Where does the string "middle" appear in the records? Copy every line that contains it.

> _RECORDS FOR THE EXERCISE_
#####

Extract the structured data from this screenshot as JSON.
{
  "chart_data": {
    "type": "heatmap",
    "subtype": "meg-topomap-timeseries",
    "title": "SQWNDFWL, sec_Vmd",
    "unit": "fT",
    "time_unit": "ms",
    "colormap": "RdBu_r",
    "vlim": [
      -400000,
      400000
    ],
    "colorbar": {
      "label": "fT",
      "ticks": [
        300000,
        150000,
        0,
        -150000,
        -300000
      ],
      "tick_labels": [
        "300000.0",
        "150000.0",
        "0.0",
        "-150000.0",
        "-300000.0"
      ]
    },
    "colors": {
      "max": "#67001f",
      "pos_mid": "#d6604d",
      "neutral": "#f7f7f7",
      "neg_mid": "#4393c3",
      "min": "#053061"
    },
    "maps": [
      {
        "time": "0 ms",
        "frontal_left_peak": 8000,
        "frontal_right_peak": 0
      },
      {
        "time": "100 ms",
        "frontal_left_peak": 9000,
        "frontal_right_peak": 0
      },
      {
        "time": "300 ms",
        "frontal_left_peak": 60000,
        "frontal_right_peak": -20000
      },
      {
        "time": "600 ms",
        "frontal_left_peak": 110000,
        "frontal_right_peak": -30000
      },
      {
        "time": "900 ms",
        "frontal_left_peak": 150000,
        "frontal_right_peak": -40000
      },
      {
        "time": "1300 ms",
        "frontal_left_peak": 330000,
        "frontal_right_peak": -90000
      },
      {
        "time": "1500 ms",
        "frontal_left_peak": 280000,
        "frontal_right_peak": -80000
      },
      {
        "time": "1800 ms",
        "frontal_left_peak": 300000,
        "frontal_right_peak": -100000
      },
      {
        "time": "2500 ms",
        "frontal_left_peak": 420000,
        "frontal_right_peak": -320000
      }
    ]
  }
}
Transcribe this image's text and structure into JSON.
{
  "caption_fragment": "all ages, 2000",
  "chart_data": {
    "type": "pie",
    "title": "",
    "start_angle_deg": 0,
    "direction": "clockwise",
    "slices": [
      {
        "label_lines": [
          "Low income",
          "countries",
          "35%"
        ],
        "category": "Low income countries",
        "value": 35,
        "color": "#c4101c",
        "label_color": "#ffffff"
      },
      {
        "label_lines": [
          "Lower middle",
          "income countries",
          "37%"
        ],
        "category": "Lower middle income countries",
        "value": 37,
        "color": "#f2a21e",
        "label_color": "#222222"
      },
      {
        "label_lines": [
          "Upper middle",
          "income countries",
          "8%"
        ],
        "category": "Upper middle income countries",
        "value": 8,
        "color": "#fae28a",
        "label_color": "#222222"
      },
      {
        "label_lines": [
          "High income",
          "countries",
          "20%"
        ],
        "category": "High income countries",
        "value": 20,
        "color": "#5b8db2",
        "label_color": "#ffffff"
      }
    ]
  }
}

#####

> _THE ANSWER_
          "Lower middle",
        "category": "Lower middle income countries",
          "Upper middle",
        "category": "Upper middle income countries",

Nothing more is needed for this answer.